** Start of MATERIAL PROVIDED **

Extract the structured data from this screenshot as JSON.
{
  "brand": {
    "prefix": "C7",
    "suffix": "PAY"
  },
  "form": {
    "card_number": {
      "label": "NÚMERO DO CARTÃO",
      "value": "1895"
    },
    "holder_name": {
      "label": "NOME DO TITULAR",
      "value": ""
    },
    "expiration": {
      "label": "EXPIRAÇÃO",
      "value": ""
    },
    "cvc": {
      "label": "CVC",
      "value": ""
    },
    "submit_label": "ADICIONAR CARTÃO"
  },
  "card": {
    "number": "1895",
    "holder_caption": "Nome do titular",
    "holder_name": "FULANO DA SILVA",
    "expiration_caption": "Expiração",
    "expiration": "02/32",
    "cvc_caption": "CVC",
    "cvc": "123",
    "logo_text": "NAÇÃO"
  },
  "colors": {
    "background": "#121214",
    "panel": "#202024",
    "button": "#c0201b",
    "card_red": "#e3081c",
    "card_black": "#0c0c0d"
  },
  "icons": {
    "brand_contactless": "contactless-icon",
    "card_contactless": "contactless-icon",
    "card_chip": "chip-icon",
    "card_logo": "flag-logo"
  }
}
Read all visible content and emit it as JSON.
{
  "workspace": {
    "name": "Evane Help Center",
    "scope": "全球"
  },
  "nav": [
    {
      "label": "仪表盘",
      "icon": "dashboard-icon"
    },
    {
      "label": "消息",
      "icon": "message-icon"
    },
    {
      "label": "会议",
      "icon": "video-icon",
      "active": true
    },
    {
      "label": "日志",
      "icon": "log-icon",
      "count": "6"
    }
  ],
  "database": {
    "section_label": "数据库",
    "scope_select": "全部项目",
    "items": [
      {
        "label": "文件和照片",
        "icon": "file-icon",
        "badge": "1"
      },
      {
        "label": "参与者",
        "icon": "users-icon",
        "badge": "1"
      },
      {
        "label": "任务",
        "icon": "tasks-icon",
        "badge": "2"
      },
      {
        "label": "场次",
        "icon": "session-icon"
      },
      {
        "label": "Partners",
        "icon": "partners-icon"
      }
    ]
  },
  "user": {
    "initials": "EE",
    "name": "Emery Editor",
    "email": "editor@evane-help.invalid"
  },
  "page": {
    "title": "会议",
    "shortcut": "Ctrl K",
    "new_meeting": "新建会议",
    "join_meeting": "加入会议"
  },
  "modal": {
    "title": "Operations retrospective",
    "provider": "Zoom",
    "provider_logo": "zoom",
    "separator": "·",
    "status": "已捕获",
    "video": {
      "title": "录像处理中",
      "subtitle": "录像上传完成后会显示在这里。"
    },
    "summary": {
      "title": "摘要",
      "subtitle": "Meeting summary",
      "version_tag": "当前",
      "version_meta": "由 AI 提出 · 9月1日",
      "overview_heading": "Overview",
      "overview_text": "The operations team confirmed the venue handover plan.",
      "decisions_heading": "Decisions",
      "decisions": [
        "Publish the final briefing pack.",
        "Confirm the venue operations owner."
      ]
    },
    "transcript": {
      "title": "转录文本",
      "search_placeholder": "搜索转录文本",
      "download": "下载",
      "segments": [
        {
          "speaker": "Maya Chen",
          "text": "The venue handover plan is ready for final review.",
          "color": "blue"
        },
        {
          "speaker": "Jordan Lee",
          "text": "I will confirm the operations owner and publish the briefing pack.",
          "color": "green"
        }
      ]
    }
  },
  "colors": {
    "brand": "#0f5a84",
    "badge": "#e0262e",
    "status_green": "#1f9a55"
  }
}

** End of MATERIAL PROVIDED **

GIVEN EXERCISE
Gather from the data above every line with the string "owner".

RESPONSE BELOW
        "Confirm the venue operations owner."
          "text": "I will confirm the operations owner and publish the briefing pack.",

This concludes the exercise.